▶ **Task to complete**:
Where does the string "capacity" appear in the records? Copy every line that contains it.

[Stored records]
** START **

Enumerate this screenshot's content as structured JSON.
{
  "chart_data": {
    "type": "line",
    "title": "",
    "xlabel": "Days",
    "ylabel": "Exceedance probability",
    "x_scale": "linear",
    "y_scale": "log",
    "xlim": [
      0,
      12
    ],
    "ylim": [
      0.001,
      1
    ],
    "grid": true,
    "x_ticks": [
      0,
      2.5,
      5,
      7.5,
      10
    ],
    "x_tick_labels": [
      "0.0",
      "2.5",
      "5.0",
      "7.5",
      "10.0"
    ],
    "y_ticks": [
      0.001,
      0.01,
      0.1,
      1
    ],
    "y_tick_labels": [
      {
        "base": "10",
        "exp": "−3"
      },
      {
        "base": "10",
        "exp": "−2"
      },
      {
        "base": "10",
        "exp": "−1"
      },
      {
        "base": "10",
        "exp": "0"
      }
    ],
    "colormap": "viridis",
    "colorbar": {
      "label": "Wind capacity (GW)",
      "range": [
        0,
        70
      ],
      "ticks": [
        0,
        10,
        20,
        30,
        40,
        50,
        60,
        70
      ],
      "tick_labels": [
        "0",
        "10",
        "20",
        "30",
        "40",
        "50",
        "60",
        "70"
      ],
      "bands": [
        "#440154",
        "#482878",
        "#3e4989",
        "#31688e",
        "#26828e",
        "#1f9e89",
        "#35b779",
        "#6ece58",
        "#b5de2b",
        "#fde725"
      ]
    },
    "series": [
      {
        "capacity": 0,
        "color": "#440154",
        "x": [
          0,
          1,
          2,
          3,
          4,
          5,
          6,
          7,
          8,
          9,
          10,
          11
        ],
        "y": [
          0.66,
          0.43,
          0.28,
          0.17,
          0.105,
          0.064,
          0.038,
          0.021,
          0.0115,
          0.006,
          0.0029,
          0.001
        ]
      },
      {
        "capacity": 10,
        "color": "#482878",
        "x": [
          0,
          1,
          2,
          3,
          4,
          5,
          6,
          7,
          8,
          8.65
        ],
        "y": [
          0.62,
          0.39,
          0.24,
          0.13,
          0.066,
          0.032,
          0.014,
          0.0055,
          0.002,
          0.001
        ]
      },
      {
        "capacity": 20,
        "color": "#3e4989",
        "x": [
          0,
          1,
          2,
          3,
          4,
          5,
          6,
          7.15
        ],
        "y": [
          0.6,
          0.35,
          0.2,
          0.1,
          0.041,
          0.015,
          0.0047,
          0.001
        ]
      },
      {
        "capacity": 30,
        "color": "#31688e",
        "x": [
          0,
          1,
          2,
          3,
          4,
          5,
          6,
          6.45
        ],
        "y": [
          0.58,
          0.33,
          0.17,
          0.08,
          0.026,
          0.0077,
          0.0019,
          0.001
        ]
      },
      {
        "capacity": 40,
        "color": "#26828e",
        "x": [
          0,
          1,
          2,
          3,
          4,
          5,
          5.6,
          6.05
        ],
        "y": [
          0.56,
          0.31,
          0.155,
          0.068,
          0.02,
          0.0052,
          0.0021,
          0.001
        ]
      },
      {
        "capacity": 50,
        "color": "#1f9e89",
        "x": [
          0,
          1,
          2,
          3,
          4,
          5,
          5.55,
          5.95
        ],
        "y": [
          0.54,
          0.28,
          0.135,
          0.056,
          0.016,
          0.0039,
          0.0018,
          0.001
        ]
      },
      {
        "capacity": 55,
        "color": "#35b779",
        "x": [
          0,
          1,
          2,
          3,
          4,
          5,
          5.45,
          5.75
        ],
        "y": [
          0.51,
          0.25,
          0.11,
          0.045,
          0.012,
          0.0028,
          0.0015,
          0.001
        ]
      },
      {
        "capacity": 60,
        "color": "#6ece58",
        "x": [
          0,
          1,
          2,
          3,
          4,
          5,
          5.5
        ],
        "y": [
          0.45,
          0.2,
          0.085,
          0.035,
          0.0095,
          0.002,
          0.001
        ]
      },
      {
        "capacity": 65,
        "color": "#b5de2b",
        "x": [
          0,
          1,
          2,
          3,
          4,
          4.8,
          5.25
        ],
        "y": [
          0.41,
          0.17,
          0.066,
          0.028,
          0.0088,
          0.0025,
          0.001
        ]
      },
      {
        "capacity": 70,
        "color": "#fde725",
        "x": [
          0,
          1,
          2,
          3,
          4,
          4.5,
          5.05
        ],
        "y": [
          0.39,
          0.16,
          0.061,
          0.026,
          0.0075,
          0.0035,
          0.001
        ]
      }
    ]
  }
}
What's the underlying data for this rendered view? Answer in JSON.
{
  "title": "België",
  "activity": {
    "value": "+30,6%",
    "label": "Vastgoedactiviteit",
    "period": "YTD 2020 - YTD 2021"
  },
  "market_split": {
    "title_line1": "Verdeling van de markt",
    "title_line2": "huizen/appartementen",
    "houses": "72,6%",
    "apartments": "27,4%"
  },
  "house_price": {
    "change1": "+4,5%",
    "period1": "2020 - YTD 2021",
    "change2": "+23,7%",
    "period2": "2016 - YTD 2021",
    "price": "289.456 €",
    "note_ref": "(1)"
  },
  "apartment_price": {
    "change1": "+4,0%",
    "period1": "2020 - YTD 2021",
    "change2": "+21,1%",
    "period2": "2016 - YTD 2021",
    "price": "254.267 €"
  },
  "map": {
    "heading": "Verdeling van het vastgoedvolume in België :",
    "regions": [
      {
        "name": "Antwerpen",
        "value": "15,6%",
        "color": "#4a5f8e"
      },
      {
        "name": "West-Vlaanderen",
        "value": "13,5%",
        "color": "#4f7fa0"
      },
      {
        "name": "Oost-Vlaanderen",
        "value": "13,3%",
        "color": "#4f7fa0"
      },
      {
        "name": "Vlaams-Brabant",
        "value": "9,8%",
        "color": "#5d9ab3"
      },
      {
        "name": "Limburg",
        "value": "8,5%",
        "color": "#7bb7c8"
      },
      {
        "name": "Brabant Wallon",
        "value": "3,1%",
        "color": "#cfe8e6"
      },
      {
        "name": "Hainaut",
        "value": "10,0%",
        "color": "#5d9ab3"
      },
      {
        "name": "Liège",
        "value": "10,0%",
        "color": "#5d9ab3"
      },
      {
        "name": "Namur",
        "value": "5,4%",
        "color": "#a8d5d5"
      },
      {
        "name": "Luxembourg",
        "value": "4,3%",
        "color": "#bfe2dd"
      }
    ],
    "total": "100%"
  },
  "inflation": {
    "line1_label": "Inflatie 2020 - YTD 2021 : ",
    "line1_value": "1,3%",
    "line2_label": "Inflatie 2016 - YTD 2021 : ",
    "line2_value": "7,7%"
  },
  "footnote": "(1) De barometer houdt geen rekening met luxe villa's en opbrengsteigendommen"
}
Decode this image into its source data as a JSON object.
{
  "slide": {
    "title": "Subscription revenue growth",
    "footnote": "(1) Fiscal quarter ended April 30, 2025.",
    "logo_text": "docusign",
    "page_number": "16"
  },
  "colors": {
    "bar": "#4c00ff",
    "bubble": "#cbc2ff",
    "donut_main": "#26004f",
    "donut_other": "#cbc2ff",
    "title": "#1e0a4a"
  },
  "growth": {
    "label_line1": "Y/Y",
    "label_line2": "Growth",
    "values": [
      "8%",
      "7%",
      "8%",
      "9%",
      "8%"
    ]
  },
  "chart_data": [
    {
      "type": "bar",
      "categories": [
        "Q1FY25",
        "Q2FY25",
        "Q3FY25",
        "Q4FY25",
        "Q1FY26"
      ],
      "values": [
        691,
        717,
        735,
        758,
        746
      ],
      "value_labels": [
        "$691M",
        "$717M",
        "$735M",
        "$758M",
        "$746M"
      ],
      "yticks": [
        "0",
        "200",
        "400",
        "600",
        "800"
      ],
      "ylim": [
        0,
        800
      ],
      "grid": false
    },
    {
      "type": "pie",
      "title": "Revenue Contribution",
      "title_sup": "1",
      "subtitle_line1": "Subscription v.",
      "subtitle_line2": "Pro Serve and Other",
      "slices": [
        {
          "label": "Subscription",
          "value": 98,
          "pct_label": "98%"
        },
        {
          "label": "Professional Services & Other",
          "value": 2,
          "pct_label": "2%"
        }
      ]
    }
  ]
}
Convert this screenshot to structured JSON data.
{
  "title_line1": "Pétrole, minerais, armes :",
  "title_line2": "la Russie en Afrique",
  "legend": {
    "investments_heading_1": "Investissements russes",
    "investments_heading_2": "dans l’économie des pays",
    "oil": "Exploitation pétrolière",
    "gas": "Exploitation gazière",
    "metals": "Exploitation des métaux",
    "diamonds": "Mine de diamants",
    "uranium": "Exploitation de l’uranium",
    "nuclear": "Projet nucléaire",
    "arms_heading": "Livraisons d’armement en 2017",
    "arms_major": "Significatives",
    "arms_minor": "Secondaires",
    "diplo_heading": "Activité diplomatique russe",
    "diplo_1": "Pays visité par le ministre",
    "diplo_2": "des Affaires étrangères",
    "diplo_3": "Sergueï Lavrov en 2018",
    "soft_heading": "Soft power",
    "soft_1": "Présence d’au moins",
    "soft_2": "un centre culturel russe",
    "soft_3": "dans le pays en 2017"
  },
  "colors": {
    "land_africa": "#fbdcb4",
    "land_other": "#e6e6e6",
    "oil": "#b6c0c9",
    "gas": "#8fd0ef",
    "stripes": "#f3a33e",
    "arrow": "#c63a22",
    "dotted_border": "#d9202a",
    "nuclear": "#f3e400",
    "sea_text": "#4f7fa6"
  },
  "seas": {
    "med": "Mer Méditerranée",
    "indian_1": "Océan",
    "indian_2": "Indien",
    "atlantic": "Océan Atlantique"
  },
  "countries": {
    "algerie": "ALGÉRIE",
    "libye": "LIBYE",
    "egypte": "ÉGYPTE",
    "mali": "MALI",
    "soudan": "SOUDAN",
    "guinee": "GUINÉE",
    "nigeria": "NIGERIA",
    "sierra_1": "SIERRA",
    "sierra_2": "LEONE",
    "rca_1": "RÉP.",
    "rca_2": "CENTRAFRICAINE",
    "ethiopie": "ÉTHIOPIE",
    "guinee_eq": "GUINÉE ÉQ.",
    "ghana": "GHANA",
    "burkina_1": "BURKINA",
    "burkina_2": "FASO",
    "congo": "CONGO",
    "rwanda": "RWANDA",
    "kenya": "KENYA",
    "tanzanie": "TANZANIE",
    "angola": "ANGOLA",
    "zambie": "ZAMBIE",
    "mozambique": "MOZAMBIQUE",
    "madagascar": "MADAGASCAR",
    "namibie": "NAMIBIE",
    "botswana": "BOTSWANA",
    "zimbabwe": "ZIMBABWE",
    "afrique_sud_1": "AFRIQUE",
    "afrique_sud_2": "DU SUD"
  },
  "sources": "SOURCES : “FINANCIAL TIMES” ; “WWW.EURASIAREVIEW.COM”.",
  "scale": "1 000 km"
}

** END **

▶ **Answer for this exercise**:
      "label": "Wind capacity (GW)",
        "capacity": 0,
        "capacity": 10,
        "capacity": 20,
        "capacity": 30,
        "capacity": 40,
        "capacity": 50,
        "capacity": 55,
        "capacity": 60,
        "capacity": 65,
        "capacity": 70,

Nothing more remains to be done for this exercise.